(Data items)
· · · ·
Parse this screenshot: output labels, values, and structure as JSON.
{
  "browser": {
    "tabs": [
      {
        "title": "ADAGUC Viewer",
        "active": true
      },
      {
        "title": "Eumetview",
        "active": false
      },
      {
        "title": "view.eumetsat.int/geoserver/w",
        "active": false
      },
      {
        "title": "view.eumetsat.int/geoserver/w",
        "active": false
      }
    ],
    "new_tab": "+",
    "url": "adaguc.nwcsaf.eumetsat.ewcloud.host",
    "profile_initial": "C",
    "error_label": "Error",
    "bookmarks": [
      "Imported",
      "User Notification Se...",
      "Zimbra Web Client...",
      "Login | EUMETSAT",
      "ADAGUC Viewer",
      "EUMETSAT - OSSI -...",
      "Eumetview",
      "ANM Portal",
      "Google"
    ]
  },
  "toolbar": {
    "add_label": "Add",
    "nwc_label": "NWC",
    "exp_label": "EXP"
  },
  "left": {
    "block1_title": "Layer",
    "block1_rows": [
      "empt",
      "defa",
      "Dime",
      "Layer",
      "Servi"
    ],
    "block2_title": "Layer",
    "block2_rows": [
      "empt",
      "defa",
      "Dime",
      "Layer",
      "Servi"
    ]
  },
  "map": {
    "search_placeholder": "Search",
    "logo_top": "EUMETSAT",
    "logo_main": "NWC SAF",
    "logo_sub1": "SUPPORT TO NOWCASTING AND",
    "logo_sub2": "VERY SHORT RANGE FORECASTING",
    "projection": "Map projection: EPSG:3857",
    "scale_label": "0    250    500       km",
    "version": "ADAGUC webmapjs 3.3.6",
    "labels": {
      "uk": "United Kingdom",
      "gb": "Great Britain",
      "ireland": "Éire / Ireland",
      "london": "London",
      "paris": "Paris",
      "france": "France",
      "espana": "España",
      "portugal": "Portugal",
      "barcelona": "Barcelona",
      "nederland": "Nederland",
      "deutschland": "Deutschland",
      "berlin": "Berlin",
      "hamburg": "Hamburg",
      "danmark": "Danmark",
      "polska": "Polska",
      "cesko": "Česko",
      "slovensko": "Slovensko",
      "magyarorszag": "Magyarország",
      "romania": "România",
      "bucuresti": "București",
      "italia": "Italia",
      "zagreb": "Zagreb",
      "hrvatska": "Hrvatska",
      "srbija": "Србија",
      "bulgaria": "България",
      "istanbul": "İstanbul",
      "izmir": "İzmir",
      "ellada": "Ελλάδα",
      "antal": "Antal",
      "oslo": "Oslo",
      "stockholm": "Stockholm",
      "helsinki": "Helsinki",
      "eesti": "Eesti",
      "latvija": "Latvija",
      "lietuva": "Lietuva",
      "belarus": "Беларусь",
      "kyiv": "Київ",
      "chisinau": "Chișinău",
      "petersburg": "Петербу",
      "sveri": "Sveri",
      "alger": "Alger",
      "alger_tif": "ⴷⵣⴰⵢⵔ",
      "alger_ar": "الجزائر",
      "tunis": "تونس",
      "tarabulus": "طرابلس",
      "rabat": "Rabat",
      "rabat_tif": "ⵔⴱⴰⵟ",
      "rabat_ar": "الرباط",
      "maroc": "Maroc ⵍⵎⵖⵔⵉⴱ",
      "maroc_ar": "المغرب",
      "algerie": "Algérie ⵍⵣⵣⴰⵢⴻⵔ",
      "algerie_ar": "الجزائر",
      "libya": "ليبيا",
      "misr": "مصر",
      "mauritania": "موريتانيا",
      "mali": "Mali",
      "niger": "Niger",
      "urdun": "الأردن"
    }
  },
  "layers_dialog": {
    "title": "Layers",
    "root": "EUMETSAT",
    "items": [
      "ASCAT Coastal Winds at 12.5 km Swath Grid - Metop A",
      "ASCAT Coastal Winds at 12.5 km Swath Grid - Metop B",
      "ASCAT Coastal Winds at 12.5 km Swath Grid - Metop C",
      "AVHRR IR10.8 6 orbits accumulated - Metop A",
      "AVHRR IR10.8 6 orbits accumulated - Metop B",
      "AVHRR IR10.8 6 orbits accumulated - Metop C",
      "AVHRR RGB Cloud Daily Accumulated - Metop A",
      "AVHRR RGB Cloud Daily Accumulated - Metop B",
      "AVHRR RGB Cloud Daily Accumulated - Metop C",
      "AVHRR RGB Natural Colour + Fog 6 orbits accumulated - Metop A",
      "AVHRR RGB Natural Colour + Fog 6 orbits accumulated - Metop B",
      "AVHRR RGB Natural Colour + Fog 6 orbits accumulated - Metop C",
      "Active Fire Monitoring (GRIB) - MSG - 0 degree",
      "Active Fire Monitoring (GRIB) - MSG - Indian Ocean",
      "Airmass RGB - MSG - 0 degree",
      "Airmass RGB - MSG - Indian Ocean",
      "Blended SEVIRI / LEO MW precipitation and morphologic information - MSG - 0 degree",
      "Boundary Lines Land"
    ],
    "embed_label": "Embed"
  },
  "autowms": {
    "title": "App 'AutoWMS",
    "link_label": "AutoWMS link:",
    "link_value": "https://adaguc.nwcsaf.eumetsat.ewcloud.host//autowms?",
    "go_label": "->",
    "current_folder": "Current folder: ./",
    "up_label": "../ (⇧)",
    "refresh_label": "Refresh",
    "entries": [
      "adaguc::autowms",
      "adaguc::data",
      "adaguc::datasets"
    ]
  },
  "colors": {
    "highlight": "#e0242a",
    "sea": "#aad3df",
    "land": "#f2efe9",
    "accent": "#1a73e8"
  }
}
· · · ·
__Given problem__
Extract the listing in its entirety and repeat it exactly.

__Full response__
Parse this screenshot: output labels, values, and structure as JSON.
{
  "browser": {
    "tabs": [
      {
        "title": "ADAGUC Viewer",
        "active": true
      },
      {
        "title": "Eumetview",
        "active": false
      },
      {
        "title": "view.eumetsat.int/geoserver/w",
        "active": false
      },
      {
        "title": "view.eumetsat.int/geoserver/w",
        "active": false
      }
    ],
    "new_tab": "+",
    "url": "adaguc.nwcsaf.eumetsat.ewcloud.host",
    "profile_initial": "C",
    "error_label": "Error",
    "bookmarks": [
      "Imported",
      "User Notification Se...",
      "Zimbra Web Client...",
      "Login | EUMETSAT",
      "ADAGUC Viewer",
      "EUMETSAT - OSSI -...",
      "Eumetview",
      "ANM Portal",
      "Google"
    ]
  },
  "toolbar": {
    "add_label": "Add",
    "nwc_label": "NWC",
    "exp_label": "EXP"
  },
  "left": {
    "block1_title": "Layer",
    "block1_rows": [
      "empt",
      "defa",
      "Dime",
      "Layer",
      "Servi"
    ],
    "block2_title": "Layer",
    "block2_rows": [
      "empt",
      "defa",
      "Dime",
      "Layer",
      "Servi"
    ]
  },
  "map": {
    "search_placeholder": "Search",
    "logo_top": "EUMETSAT",
    "logo_main": "NWC SAF",
    "logo_sub1": "SUPPORT TO NOWCASTING AND",
    "logo_sub2": "VERY SHORT RANGE FORECASTING",
    "projection": "Map projection: EPSG:3857",
    "scale_label": "0    250    500       km",
    "version": "ADAGUC webmapjs 3.3.6",
    "labels": {
      "uk": "United Kingdom",
      "gb": "Great Britain",
      "ireland": "Éire / Ireland",
      "london": "London",
      "paris": "Paris",
      "france": "France",
      "espana": "España",
      "portugal": "Portugal",
      "barcelona": "Barcelona",
      "nederland": "Nederland",
      "deutschland": "Deutschland",
      "berlin": "Berlin",
      "hamburg": "Hamburg",
      "danmark": "Danmark",
      "polska": "Polska",
      "cesko": "Česko",
      "slovensko": "Slovensko",
      "magyarorszag": "Magyarország",
      "romania": "România",
      "bucuresti": "București",
      "italia": "Italia",
      "zagreb": "Zagreb",
      "hrvatska": "Hrvatska",
      "srbija": "Србија",
      "bulgaria": "България",
      "istanbul": "İstanbul",
      "izmir": "İzmir",
      "ellada": "Ελλάδα",
      "antal": "Antal",
      "oslo": "Oslo",
      "stockholm": "Stockholm",
      "helsinki": "Helsinki",
      "eesti": "Eesti",
      "latvija": "Latvija",
      "lietuva": "Lietuva",
      "belarus": "Беларусь",
      "kyiv": "Київ",
      "chisinau": "Chișinău",
      "petersburg": "Петербу",
      "sveri": "Sveri",
      "alger": "Alger",
      "alger_tif": "ⴷⵣⴰⵢⵔ",
      "alger_ar": "الجزائر",
      "tunis": "تونس",
      "tarabulus": "طرابلس",
      "rabat": "Rabat",
      "rabat_tif": "ⵔⴱⴰⵟ",
      "rabat_ar": "الرباط",
      "maroc": "Maroc ⵍⵎⵖⵔⵉⴱ",
      "maroc_ar": "المغرب",
      "algerie": "Algérie ⵍⵣⵣⴰⵢⴻⵔ",
      "algerie_ar": "الجزائر",
      "libya": "ليبيا",
      "misr": "مصر",
      "mauritania": "موريتانيا",
      "mali": "Mali",
      "niger": "Niger",
      "urdun": "الأردن"
    }
  },
  "layers_dialog": {
    "title": "Layers",
    "root": "EUMETSAT",
    "items": [
      "ASCAT Coastal Winds at 12.5 km Swath Grid - Metop A",
      "ASCAT Coastal Winds at 12.5 km Swath Grid - Metop B",
      "ASCAT Coastal Winds at 12.5 km Swath Grid - Metop C",
      "AVHRR IR10.8 6 orbits accumulated - Metop A",
      "AVHRR IR10.8 6 orbits accumulated - Metop B",
      "AVHRR IR10.8 6 orbits accumulated - Metop C",
      "AVHRR RGB Cloud Daily Accumulated - Metop A",
      "AVHRR RGB Cloud Daily Accumulated - Metop B",
      "AVHRR RGB Cloud Daily Accumulated - Metop C",
      "AVHRR RGB Natural Colour + Fog 6 orbits accumulated - Metop A",
      "AVHRR RGB Natural Colour + Fog 6 orbits accumulated - Metop B",
      "AVHRR RGB Natural Colour + Fog 6 orbits accumulated - Metop C",
      "Active Fire Monitoring (GRIB) - MSG - 0 degree",
      "Active Fire Monitoring (GRIB) - MSG - Indian Ocean",
      "Airmass RGB - MSG - 0 degree",
      "Airmass RGB - MSG - Indian Ocean",
      "Blended SEVIRI / LEO MW precipitation and morphologic information - MSG - 0 degree",
      "Boundary Lines Land"
    ],
    "embed_label": "Embed"
  },
  "autowms": {
    "title": "App 'AutoWMS",
    "link_label": "AutoWMS link:",
    "link_value": "https://adaguc.nwcsaf.eumetsat.ewcloud.host//autowms?",
    "go_label": "->",
    "current_folder": "Current folder: ./",
    "up_label": "../ (⇧)",
    "refresh_label": "Refresh",
    "entries": [
      "adaguc::autowms",
      "adaguc::data",
      "adaguc::datasets"
    ]
  },
  "colors": {
    "highlight": "#e0242a",
    "sea": "#aad3df",
    "land": "#f2efe9",
    "accent": "#1a73e8"
  }
}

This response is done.